ENTRIES SUPPLIED
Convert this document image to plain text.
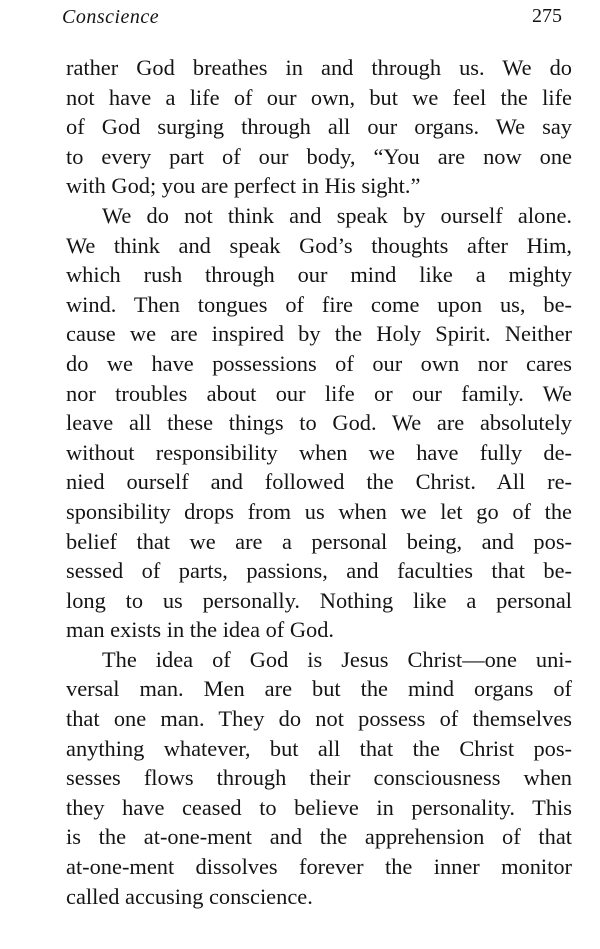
Conscience	275
rather God breathes in and through us. We do
not have a life of our own, but we feel the life
of God surging through all our organs. We say
to every part of our body, “You are now one
with God; you are perfect in His sight.”
We do not think and speak by ourself alone.
We think and speak God’s thoughts after Him,
which rush through our mind like a mighty
wind. Then tongues of fire come upon us, be-
cause we are inspired by the Holy Spirit. Neither
do we have possessions of our own nor cares
nor troubles about our life or our family. We
leave all these things to God. We are absolutely
without responsibility when we have fully de-
nied ourself and followed the Christ. All re-
sponsibility drops from us when we let go of the
belief that we are a personal being, and pos-
sessed of parts, passions, and faculties that be-
long to us personally. Nothing like a personal
man exists in the idea of God.
The idea of God is Jesus Christ—one uni-
versal man. Men are but the mind organs of
that one man. They do not possess of themselves
anything whatever, but all that the Christ pos-
sesses flows through their consciousness when
they have ceased to believe in personality. This
is the at-one-ment and the apprehension of that
at-one-ment dissolves forever the inner monitor
called accusing conscience.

TASK DIRECTIONS
Without the pictures, repeat the listing above exactly.

THE COMPLETED TASK
Convert this document image to plain text.
Conscience	275
rather God breathes in and through us. We do
not have a life of our own, but we feel the life
of God surging through all our organs. We say
to every part of our body, “You are now one
with God; you are perfect in His sight.”
We do not think and speak by ourself alone.
We think and speak God’s thoughts after Him,
which rush through our mind like a mighty
wind. Then tongues of fire come upon us, be-
cause we are inspired by the Holy Spirit. Neither
do we have possessions of our own nor cares
nor troubles about our life or our family. We
leave all these things to God. We are absolutely
without responsibility when we have fully de-
nied ourself and followed the Christ. All re-
sponsibility drops from us when we let go of the
belief that we are a personal being, and pos-
sessed of parts, passions, and faculties that be-
long to us personally. Nothing like a personal
man exists in the idea of God.
The idea of God is Jesus Christ—one uni-
versal man. Men are but the mind organs of
that one man. They do not possess of themselves
anything whatever, but all that the Christ pos-
sesses flows through their consciousness when
they have ceased to believe in personality. This
is the at-one-ment and the apprehension of that
at-one-ment dissolves forever the inner monitor
called accusing conscience.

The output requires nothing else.